[Start of Provided data]
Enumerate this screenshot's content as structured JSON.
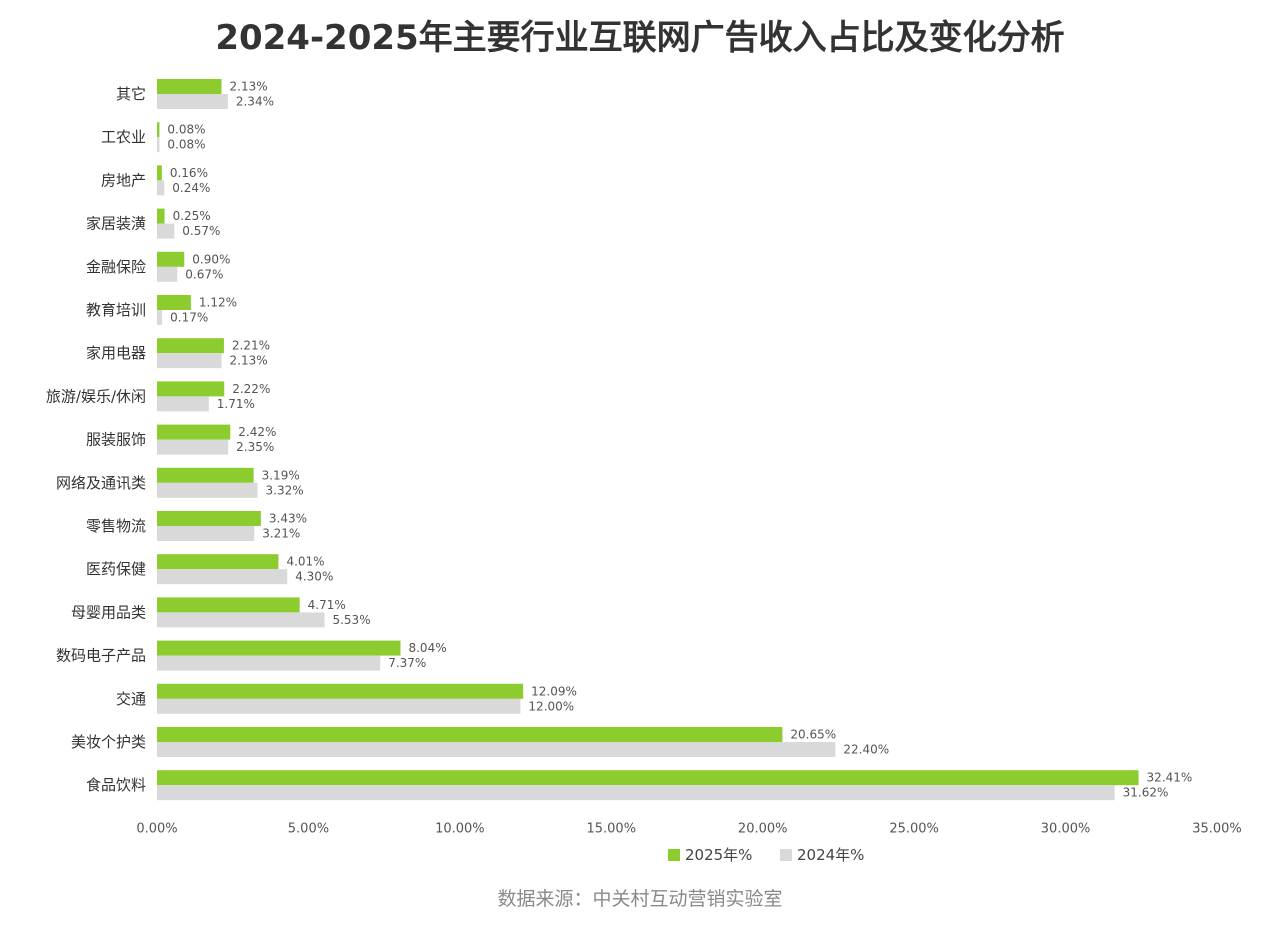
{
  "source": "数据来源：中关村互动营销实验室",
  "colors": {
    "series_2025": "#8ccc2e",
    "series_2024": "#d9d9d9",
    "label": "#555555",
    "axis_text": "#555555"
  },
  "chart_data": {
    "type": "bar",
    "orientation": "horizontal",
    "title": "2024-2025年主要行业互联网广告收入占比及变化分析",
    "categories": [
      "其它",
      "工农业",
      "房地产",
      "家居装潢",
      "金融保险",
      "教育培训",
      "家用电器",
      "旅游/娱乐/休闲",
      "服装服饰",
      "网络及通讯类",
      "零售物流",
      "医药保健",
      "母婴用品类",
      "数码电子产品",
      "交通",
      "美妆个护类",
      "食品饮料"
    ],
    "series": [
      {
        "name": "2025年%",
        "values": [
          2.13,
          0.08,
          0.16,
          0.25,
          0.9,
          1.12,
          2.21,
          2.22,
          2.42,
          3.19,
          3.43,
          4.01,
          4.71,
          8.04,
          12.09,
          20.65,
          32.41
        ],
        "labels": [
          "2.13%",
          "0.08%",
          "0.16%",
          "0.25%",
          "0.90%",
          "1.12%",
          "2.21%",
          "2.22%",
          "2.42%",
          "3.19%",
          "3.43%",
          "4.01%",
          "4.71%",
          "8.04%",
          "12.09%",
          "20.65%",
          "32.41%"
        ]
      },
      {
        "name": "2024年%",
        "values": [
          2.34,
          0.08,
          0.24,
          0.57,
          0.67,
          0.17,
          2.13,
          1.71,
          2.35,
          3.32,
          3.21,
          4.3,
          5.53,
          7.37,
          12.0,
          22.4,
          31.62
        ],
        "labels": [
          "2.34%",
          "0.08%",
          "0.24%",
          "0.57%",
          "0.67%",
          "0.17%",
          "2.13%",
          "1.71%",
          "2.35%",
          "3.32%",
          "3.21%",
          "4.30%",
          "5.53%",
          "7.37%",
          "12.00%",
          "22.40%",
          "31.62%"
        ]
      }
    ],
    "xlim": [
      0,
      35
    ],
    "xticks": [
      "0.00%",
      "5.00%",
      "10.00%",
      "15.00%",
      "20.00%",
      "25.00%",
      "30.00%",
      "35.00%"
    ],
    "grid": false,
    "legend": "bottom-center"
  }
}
[End of Provided data]
* _Exercise objective_: Images should not appear in the copy; retype the listing above exactly.

* _Output_:
Enumerate this screenshot's content as structured JSON.
{
  "source": "数据来源：中关村互动营销实验室",
  "colors": {
    "series_2025": "#8ccc2e",
    "series_2024": "#d9d9d9",
    "label": "#555555",
    "axis_text": "#555555"
  },
  "chart_data": {
    "type": "bar",
    "orientation": "horizontal",
    "title": "2024-2025年主要行业互联网广告收入占比及变化分析",
    "categories": [
      "其它",
      "工农业",
      "房地产",
      "家居装潢",
      "金融保险",
      "教育培训",
      "家用电器",
      "旅游/娱乐/休闲",
      "服装服饰",
      "网络及通讯类",
      "零售物流",
      "医药保健",
      "母婴用品类",
      "数码电子产品",
      "交通",
      "美妆个护类",
      "食品饮料"
    ],
    "series": [
      {
        "name": "2025年%",
        "values": [
          2.13,
          0.08,
          0.16,
          0.25,
          0.9,
          1.12,
          2.21,
          2.22,
          2.42,
          3.19,
          3.43,
          4.01,
          4.71,
          8.04,
          12.09,
          20.65,
          32.41
        ],
        "labels": [
          "2.13%",
          "0.08%",
          "0.16%",
          "0.25%",
          "0.90%",
          "1.12%",
          "2.21%",
          "2.22%",
          "2.42%",
          "3.19%",
          "3.43%",
          "4.01%",
          "4.71%",
          "8.04%",
          "12.09%",
          "20.65%",
          "32.41%"
        ]
      },
      {
        "name": "2024年%",
        "values": [
          2.34,
          0.08,
          0.24,
          0.57,
          0.67,
          0.17,
          2.13,
          1.71,
          2.35,
          3.32,
          3.21,
          4.3,
          5.53,
          7.37,
          12.0,
          22.4,
          31.62
        ],
        "labels": [
          "2.34%",
          "0.08%",
          "0.24%",
          "0.57%",
          "0.67%",
          "0.17%",
          "2.13%",
          "1.71%",
          "2.35%",
          "3.32%",
          "3.21%",
          "4.30%",
          "5.53%",
          "7.37%",
          "12.00%",
          "22.40%",
          "31.62%"
        ]
      }
    ],
    "xlim": [
      0,
      35
    ],
    "xticks": [
      "0.00%",
      "5.00%",
      "10.00%",
      "15.00%",
      "20.00%",
      "25.00%",
      "30.00%",
      "35.00%"
    ],
    "grid": false,
    "legend": "bottom-center"
  }
}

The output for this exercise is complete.